## BEGIN Materials provided

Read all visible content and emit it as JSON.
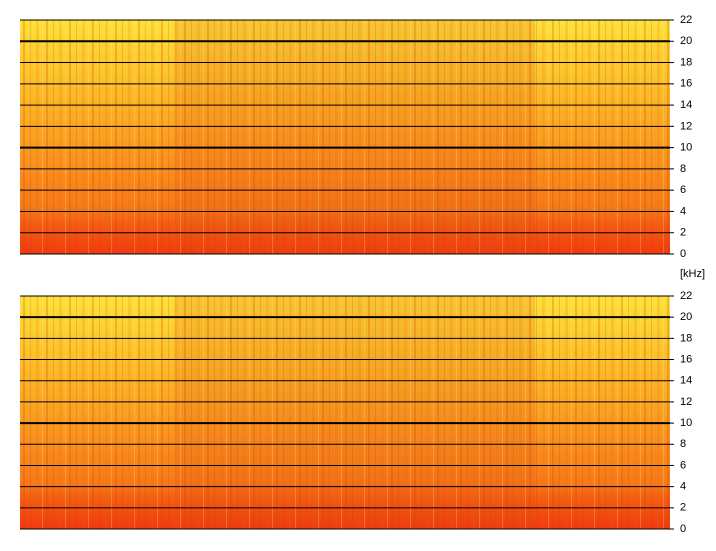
{
  "chart_data": [
    {
      "type": "spectrogram",
      "ylabel": "[kHz]",
      "ylim": [
        0,
        22
      ],
      "yticks": [
        0,
        2,
        4,
        6,
        8,
        10,
        12,
        14,
        16,
        18,
        20,
        22
      ],
      "grid": true
    },
    {
      "type": "spectrogram",
      "ylim": [
        0,
        22
      ],
      "yticks": [
        0,
        2,
        4,
        6,
        8,
        10,
        12,
        14,
        16,
        18,
        20,
        22
      ],
      "grid": true
    }
  ]
}
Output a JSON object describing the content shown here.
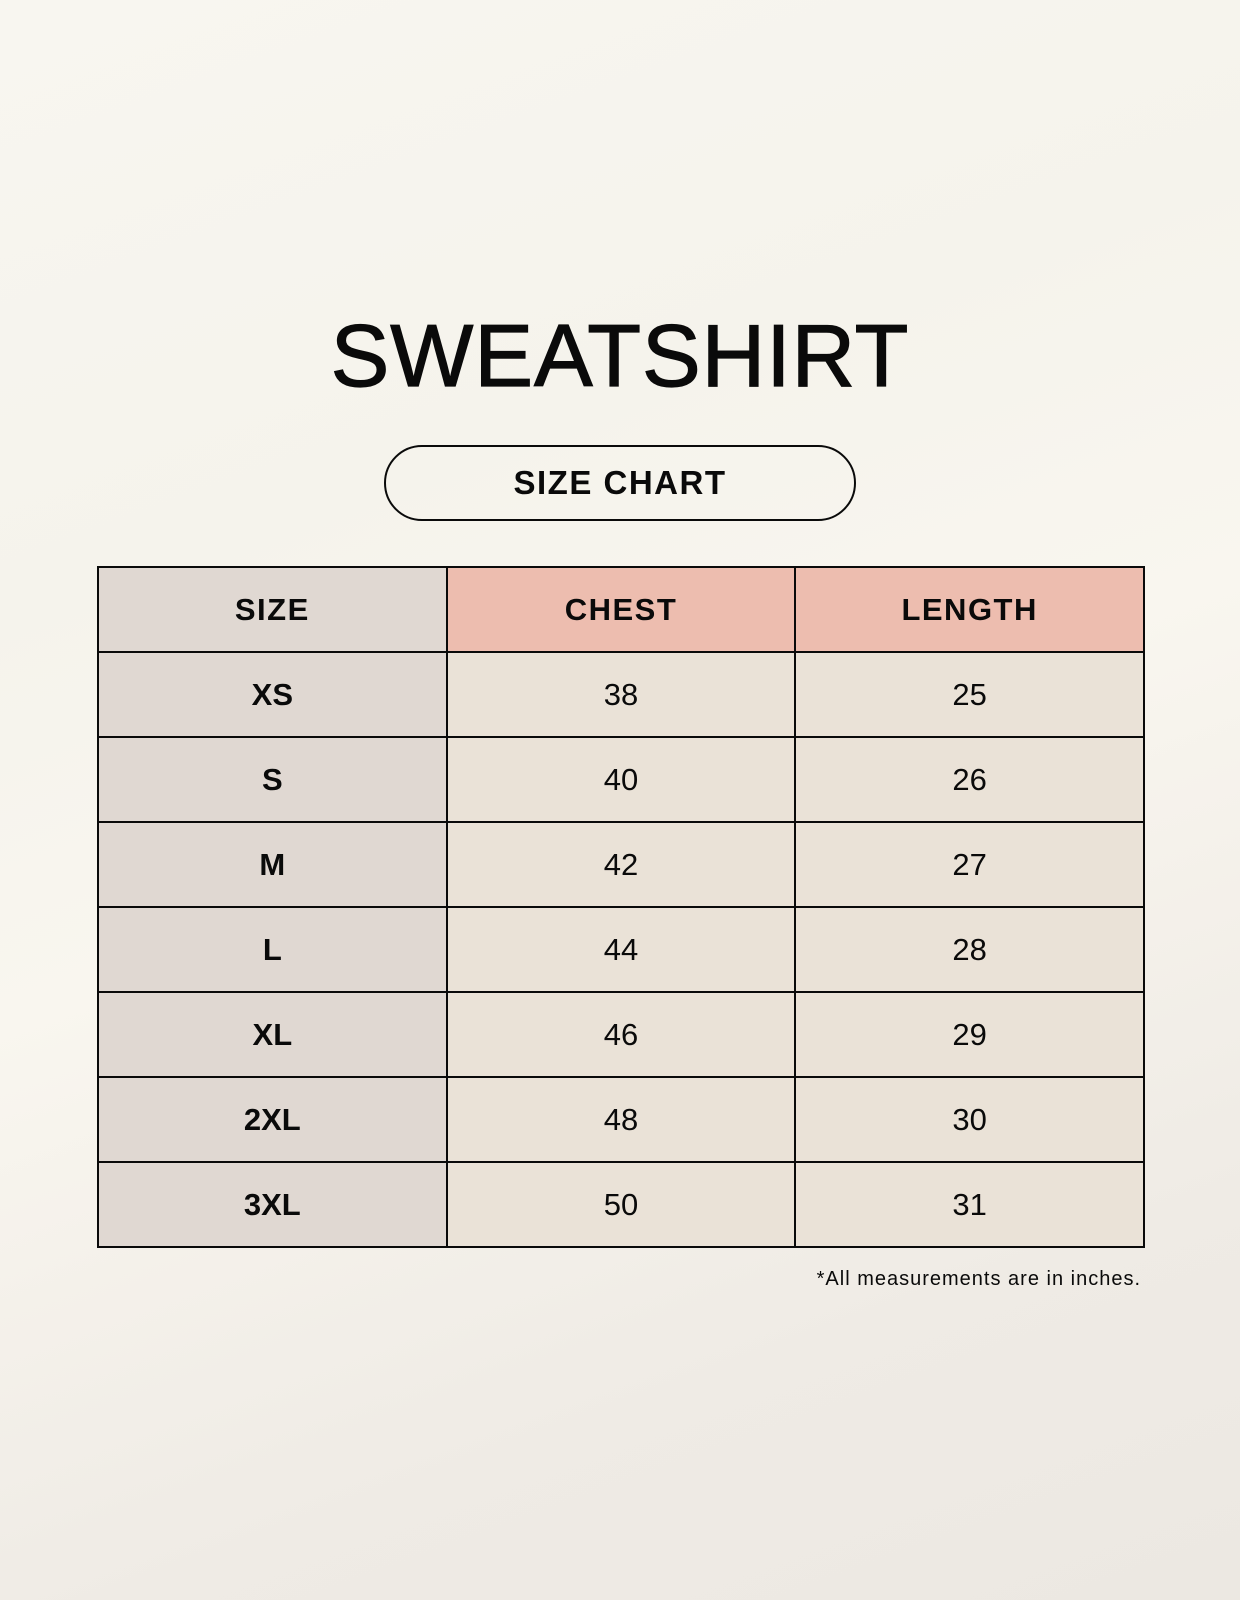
{
  "title": "SWEATSHIRT",
  "subtitle": "SIZE CHART",
  "table": {
    "headers": [
      "SIZE",
      "CHEST",
      "LENGTH"
    ],
    "rows": [
      [
        "XS",
        "38",
        "25"
      ],
      [
        "S",
        "40",
        "26"
      ],
      [
        "M",
        "42",
        "27"
      ],
      [
        "L",
        "44",
        "28"
      ],
      [
        "XL",
        "46",
        "29"
      ],
      [
        "2XL",
        "48",
        "30"
      ],
      [
        "3XL",
        "50",
        "31"
      ]
    ]
  },
  "footnote": "*All measurements are in inches.",
  "colors": {
    "size_column": "#e0d8d2",
    "header_accent": "#edbdaf",
    "value_cells": "#eae2d7"
  }
}
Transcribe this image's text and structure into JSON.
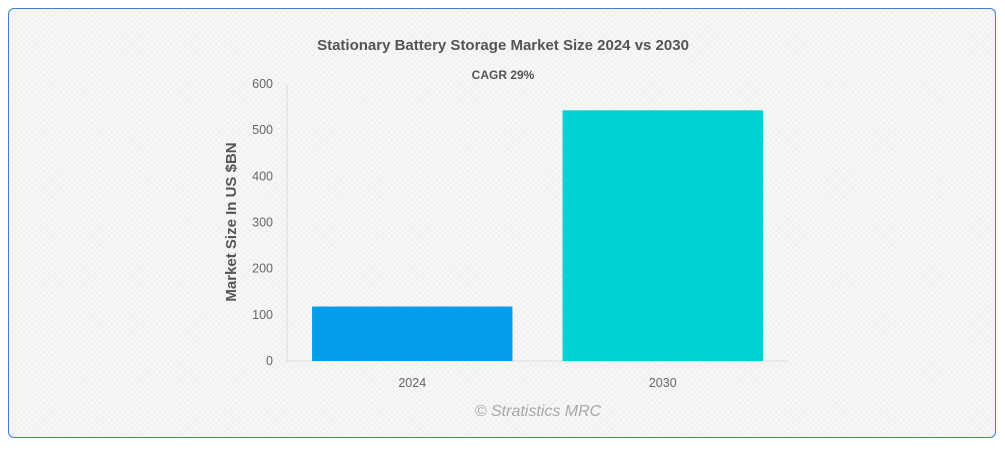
{
  "chart_data": {
    "type": "bar",
    "title": "Stationary Battery Storage Market Size 2024 vs 2030",
    "annotation": "CAGR 29%",
    "xlabel": "",
    "ylabel": "Market Size In US $BN",
    "categories": [
      "2024",
      "2030"
    ],
    "values": [
      118,
      543
    ],
    "ylim": [
      0,
      600
    ],
    "yticks": [
      0,
      100,
      200,
      300,
      400,
      500,
      600
    ],
    "colors": [
      "#039dea",
      "#00d2d3"
    ],
    "grid": false,
    "legend": "none"
  },
  "watermark": "© Stratistics MRC"
}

## END Materials provided

#### Prompt
Copy out every line from the records that has the word "ylabel".

#### Problem solution
      "ylabel": "[kHz]",
    "ylabel": "Market Size In US $BN",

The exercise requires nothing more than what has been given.